(Collected data entries)
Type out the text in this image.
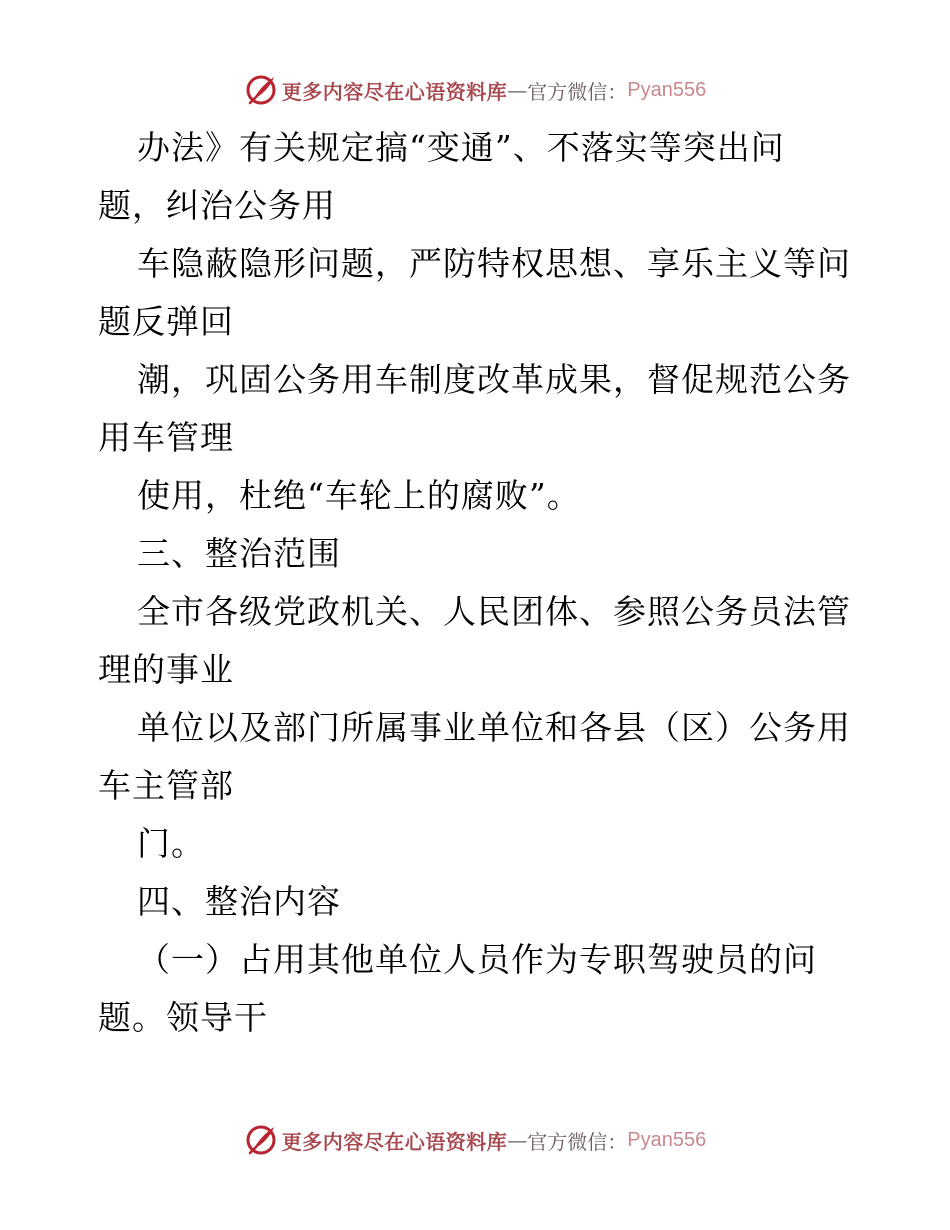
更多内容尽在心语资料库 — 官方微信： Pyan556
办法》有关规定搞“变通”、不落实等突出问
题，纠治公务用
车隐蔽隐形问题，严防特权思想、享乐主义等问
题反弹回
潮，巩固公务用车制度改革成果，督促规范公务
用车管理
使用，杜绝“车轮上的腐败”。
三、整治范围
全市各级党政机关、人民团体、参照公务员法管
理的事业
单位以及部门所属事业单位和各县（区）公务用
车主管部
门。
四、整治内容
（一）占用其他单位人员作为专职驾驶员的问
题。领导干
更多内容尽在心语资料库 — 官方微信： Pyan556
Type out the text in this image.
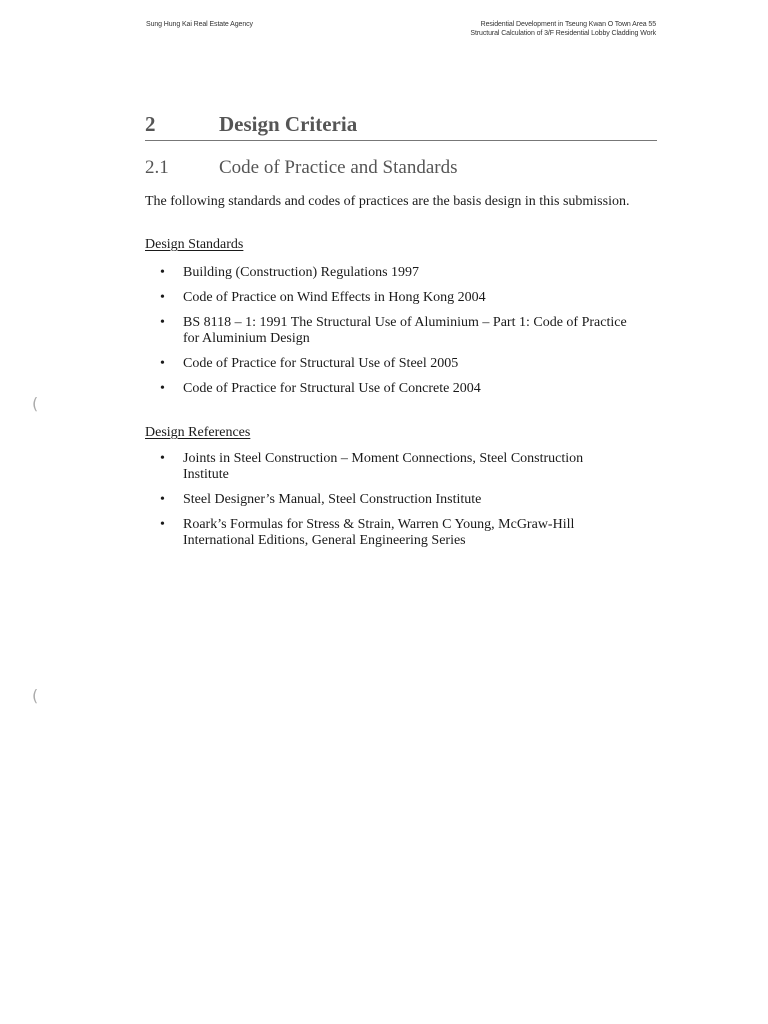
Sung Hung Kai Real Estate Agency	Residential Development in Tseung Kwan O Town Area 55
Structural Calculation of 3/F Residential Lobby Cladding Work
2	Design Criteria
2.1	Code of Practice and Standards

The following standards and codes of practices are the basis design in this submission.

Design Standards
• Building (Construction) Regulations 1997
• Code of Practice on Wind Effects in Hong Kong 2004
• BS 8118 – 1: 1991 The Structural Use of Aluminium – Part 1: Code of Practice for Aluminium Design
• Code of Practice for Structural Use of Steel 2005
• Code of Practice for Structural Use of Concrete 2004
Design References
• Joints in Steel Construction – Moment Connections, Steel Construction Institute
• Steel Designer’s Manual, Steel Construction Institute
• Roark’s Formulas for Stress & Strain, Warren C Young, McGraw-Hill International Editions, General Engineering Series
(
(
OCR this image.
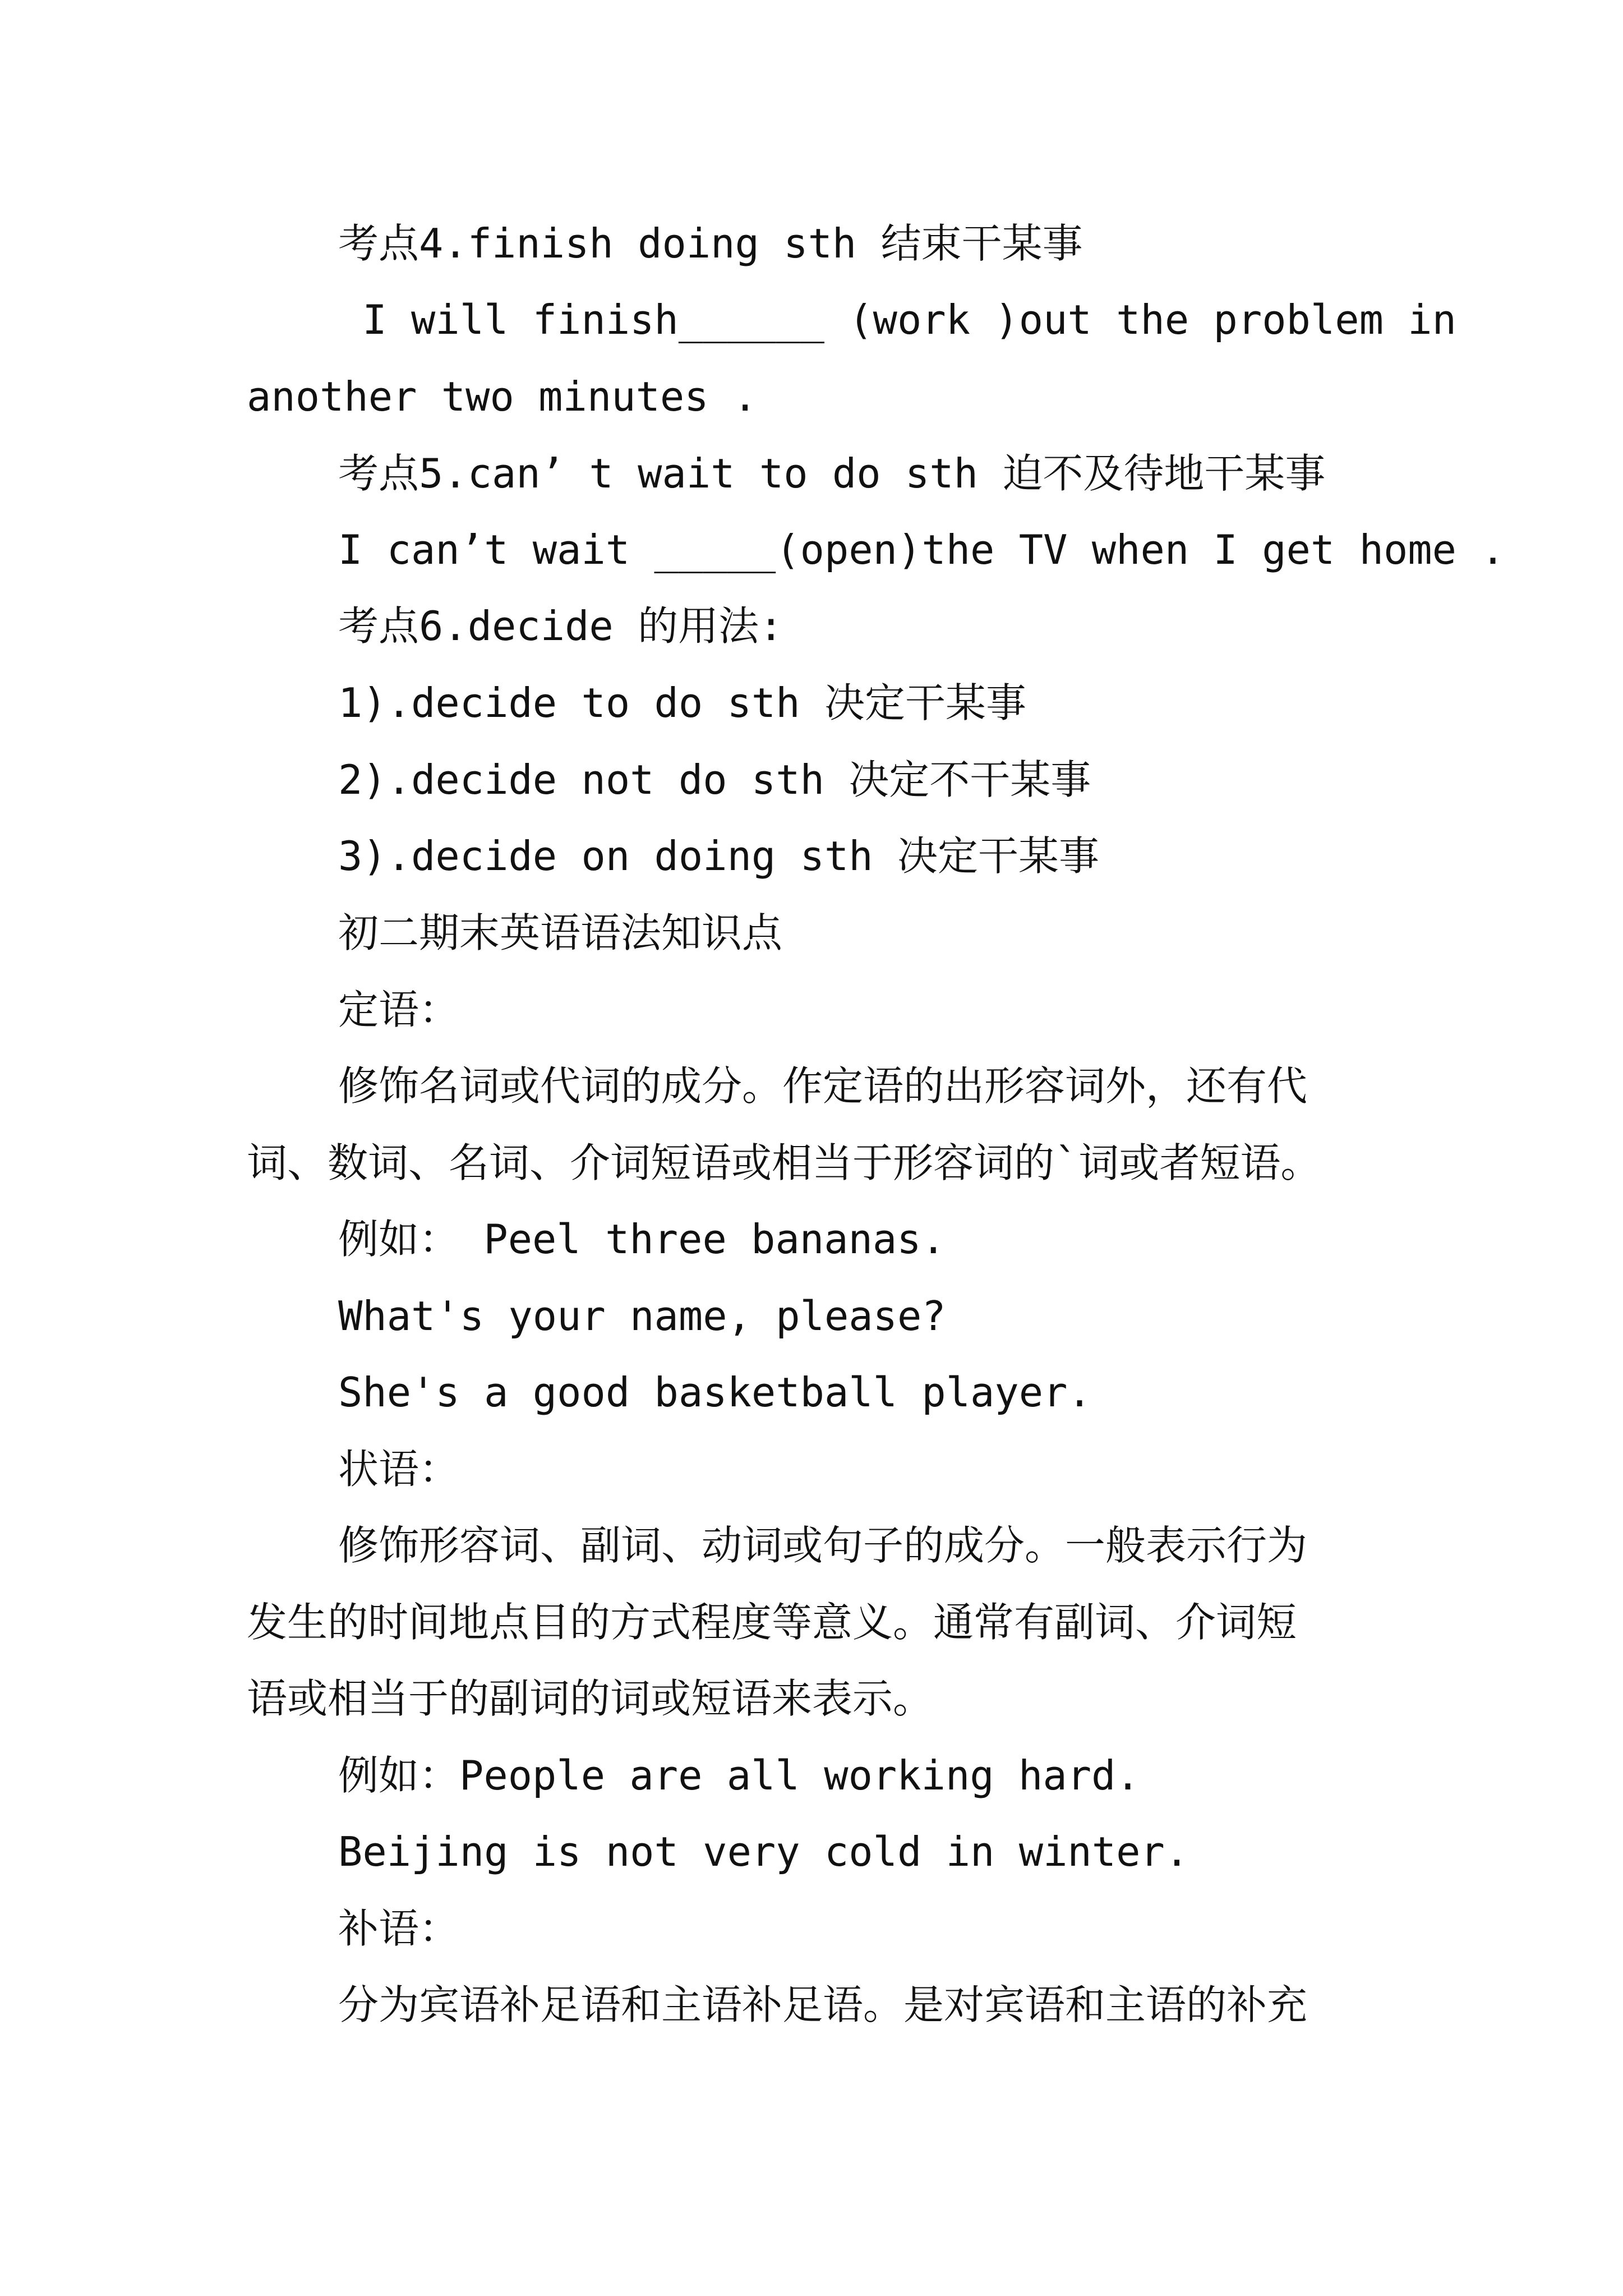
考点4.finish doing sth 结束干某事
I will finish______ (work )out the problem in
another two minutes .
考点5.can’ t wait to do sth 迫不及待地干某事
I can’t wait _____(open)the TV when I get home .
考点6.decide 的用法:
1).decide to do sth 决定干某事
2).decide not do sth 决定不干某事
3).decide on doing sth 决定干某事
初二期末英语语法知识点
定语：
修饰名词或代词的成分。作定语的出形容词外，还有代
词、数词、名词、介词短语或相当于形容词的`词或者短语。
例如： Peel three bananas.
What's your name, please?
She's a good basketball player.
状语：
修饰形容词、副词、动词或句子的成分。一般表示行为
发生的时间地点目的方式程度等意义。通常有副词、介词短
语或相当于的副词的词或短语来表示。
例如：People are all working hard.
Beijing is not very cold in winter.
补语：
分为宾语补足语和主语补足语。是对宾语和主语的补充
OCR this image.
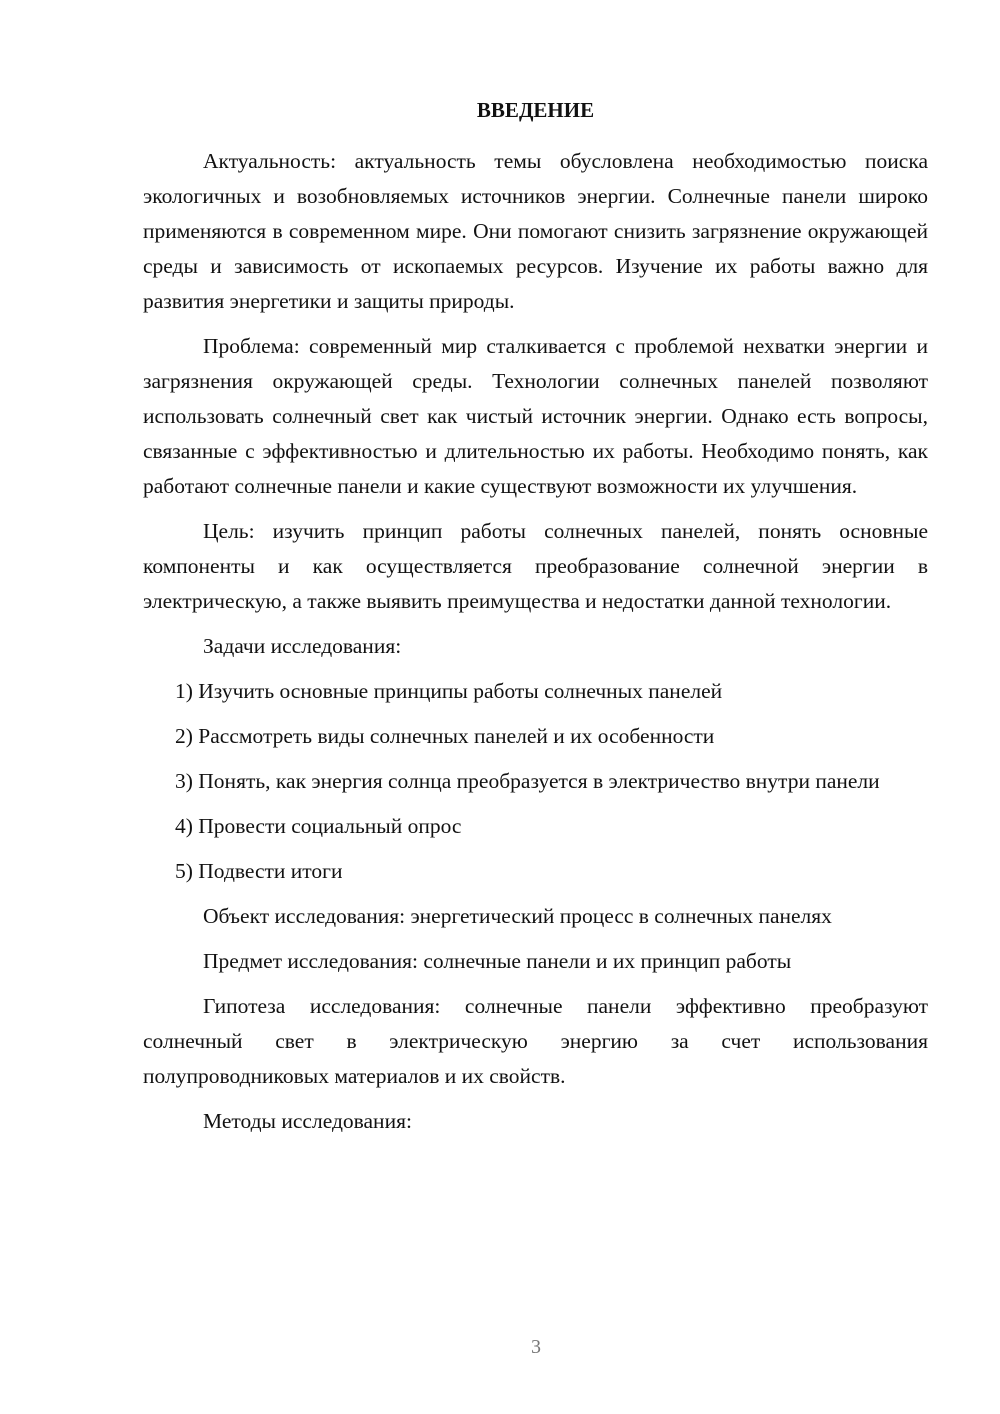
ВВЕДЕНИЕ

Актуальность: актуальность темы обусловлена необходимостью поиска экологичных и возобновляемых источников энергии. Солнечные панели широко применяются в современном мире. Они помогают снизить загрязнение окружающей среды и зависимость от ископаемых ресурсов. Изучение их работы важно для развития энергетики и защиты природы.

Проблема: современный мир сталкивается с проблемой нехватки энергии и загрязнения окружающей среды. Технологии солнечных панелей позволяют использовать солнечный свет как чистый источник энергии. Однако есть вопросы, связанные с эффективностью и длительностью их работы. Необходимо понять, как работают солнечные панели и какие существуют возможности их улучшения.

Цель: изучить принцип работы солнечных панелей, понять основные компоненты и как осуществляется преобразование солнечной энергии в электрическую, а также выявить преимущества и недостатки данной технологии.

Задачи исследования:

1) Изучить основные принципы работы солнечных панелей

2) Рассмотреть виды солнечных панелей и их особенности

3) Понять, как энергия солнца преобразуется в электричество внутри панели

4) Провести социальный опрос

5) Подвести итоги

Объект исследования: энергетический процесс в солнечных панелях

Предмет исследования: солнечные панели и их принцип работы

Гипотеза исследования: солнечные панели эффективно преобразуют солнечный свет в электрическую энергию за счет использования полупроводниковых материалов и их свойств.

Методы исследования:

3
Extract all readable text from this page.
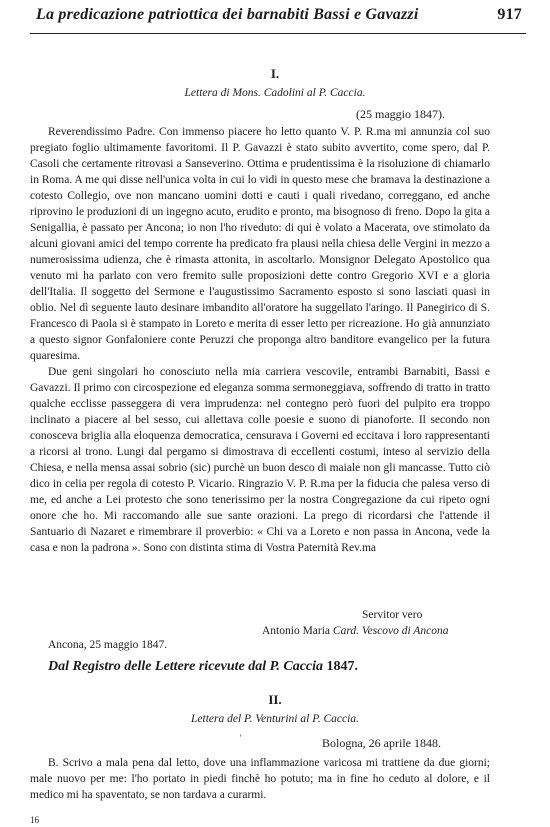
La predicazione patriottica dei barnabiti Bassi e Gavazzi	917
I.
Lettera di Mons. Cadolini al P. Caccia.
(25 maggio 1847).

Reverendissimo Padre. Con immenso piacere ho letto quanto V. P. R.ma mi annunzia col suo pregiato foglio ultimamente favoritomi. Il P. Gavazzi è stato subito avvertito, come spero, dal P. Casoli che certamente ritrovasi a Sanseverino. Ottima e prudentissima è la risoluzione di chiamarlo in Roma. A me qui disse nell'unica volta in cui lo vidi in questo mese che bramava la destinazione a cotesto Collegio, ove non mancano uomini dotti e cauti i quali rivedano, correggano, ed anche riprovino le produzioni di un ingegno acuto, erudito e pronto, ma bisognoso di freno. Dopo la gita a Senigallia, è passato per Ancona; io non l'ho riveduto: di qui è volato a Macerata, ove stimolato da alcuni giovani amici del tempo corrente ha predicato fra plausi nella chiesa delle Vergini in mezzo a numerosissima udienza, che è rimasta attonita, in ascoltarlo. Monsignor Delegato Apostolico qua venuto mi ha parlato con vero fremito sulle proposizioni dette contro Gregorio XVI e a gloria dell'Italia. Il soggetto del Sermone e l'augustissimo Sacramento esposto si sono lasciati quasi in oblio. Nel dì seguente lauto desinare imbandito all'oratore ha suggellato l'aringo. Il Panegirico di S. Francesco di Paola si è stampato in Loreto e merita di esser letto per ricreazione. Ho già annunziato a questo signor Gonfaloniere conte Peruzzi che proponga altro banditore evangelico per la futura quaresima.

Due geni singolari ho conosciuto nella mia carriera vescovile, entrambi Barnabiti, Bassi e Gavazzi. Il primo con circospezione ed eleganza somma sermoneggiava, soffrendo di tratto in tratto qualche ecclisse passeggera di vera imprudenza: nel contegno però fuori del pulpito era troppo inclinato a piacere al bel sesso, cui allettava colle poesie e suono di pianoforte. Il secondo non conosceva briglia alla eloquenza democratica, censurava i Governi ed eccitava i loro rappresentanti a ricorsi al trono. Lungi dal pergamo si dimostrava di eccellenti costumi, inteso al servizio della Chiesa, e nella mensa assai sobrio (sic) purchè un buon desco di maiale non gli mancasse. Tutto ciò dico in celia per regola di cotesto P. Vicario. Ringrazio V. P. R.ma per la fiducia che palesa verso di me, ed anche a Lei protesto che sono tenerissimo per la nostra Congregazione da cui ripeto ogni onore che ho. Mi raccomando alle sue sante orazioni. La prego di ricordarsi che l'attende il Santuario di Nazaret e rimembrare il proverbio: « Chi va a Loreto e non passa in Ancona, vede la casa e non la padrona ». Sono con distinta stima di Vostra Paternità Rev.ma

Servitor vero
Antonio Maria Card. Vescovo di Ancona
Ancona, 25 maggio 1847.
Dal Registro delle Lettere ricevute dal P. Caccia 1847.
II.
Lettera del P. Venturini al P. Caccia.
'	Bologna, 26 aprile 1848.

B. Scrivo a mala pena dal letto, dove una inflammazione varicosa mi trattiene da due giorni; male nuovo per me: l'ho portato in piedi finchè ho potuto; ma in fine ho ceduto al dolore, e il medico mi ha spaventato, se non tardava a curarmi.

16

**Written request**
Return from the data every line that holds "солнечный".

**Expected answer**
Проблема: современный мир сталкивается с проблемой нехватки энергии и загрязнения окружающей среды. Технологии солнечных панелей позволяют использовать солнечный свет как чистый источник энергии. Однако есть вопросы, связанные с эффективностью и длительностью их работы. Необходимо понять, как работают солнечные панели и какие существуют возможности их улучшения.
Гипотеза исследования: солнечные панели эффективно преобразуют солнечный свет в электрическую энергию за счет использования полупроводниковых материалов и их свойств.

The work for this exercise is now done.